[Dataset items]
===============

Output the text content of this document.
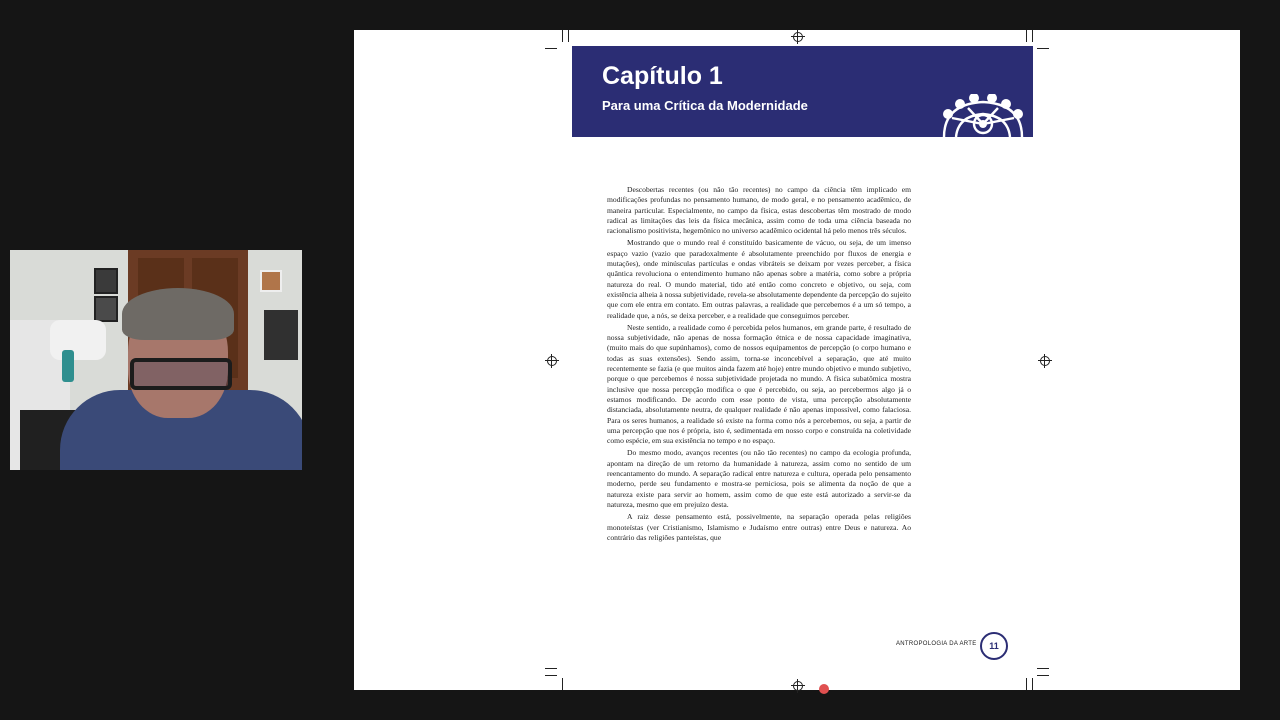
Capítulo 1
Para uma Crítica da Modernidade

Descobertas recentes (ou não tão recentes) no campo da ciência têm implicado em modificações profundas no pensamento humano, de modo geral, e no pensamento acadêmico, de maneira particular. Especialmente, no campo da física, estas descobertas têm mostrado de modo radical as limitações das leis da física mecânica, assim como de toda uma ciência baseada no racionalismo positivista, hegemônico no universo acadêmico ocidental há pelo menos três séculos.

Mostrando que o mundo real é constituído basicamente de vácuo, ou seja, de um imenso espaço vazio (vazio que paradoxalmente é absolutamente preenchido por fluxos de energia e mutações), onde minúsculas partículas e ondas vibráteis se deixam por vezes perceber, a física quântica revoluciona o entendimento humano não apenas sobre a matéria, como sobre a própria natureza do real. O mundo material, tido até então como concreto e objetivo, ou seja, com existência alheia à nossa subjetividade, revela-se absolutamente dependente da percepção do sujeito que com ele entra em contato. Em outras palavras, a realidade que percebemos é a um só tempo, a realidade que, a nós, se deixa perceber, e a realidade que conseguimos perceber.

Neste sentido, a realidade como é percebida pelos humanos, em grande parte, é resultado de nossa subjetividade, não apenas de nossa formação étnica e de nossa capacidade imaginativa, (muito mais do que supúnhamos), como de nossos equipamentos de percepção (o corpo humano e todas as suas extensões). Sendo assim, torna-se inconcebível a separação, que até muito recentemente se fazia (e que muitos ainda fazem até hoje) entre mundo objetivo e mundo subjetivo, porque o que percebemos é nossa subjetividade projetada no mundo. A física subatômica mostra inclusive que nossa percepção modifica o que é percebido, ou seja, ao percebermos algo já o estamos modificando. De acordo com esse ponto de vista, uma percepção absolutamente distanciada, absolutamente neutra, de qualquer realidade é não apenas impossível, como falaciosa. Para os seres humanos, a realidade só existe na forma como nós a percebemos, ou seja, a partir de uma percepção que nos é própria, isto é, sedimentada em nosso corpo e construída na coletividade como espécie, em sua existência no tempo e no espaço.

Do mesmo modo, avanços recentes (ou não tão recentes) no campo da ecologia profunda, apontam na direção de um retorno da humanidade à natureza, assim como no sentido de um reencantamento do mundo. A separação radical entre natureza e cultura, operada pelo pensamento moderno, perde seu fundamento e mostra-se perniciosa, pois se alimenta da noção de que a natureza existe para servir ao homem, assim como de que este está autorizado a servir-se da natureza, mesmo que em prejuízo desta.

A raiz desse pensamento está, possivelmente, na separação operada pelas religiões monoteístas (ver Cristianismo, Islamismo e Judaísmo entre outras) entre Deus e natureza. Ao contrário das religiões panteístas, que

ANTROPOLOGIA DA ARTE	11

===============

- [Objective]
Print all the records again exactly; do not include any picture.

- [Response to this exercise]
Output the text content of this document.
Capítulo 1
Para uma Crítica da Modernidade

Descobertas recentes (ou não tão recentes) no campo da ciência têm implicado em modificações profundas no pensamento humano, de modo geral, e no pensamento acadêmico, de maneira particular. Especialmente, no campo da física, estas descobertas têm mostrado de modo radical as limitações das leis da física mecânica, assim como de toda uma ciência baseada no racionalismo positivista, hegemônico no universo acadêmico ocidental há pelo menos três séculos.

Mostrando que o mundo real é constituído basicamente de vácuo, ou seja, de um imenso espaço vazio (vazio que paradoxalmente é absolutamente preenchido por fluxos de energia e mutações), onde minúsculas partículas e ondas vibráteis se deixam por vezes perceber, a física quântica revoluciona o entendimento humano não apenas sobre a matéria, como sobre a própria natureza do real. O mundo material, tido até então como concreto e objetivo, ou seja, com existência alheia à nossa subjetividade, revela-se absolutamente dependente da percepção do sujeito que com ele entra em contato. Em outras palavras, a realidade que percebemos é a um só tempo, a realidade que, a nós, se deixa perceber, e a realidade que conseguimos perceber.

Neste sentido, a realidade como é percebida pelos humanos, em grande parte, é resultado de nossa subjetividade, não apenas de nossa formação étnica e de nossa capacidade imaginativa, (muito mais do que supúnhamos), como de nossos equipamentos de percepção (o corpo humano e todas as suas extensões). Sendo assim, torna-se inconcebível a separação, que até muito recentemente se fazia (e que muitos ainda fazem até hoje) entre mundo objetivo e mundo subjetivo, porque o que percebemos é nossa subjetividade projetada no mundo. A física subatômica mostra inclusive que nossa percepção modifica o que é percebido, ou seja, ao percebermos algo já o estamos modificando. De acordo com esse ponto de vista, uma percepção absolutamente distanciada, absolutamente neutra, de qualquer realidade é não apenas impossível, como falaciosa. Para os seres humanos, a realidade só existe na forma como nós a percebemos, ou seja, a partir de uma percepção que nos é própria, isto é, sedimentada em nosso corpo e construída na coletividade como espécie, em sua existência no tempo e no espaço.

Do mesmo modo, avanços recentes (ou não tão recentes) no campo da ecologia profunda, apontam na direção de um retorno da humanidade à natureza, assim como no sentido de um reencantamento do mundo. A separação radical entre natureza e cultura, operada pelo pensamento moderno, perde seu fundamento e mostra-se perniciosa, pois se alimenta da noção de que a natureza existe para servir ao homem, assim como de que este está autorizado a servir-se da natureza, mesmo que em prejuízo desta.

A raiz desse pensamento está, possivelmente, na separação operada pelas religiões monoteístas (ver Cristianismo, Islamismo e Judaísmo entre outras) entre Deus e natureza. Ao contrário das religiões panteístas, que

ANTROPOLOGIA DA ARTE	11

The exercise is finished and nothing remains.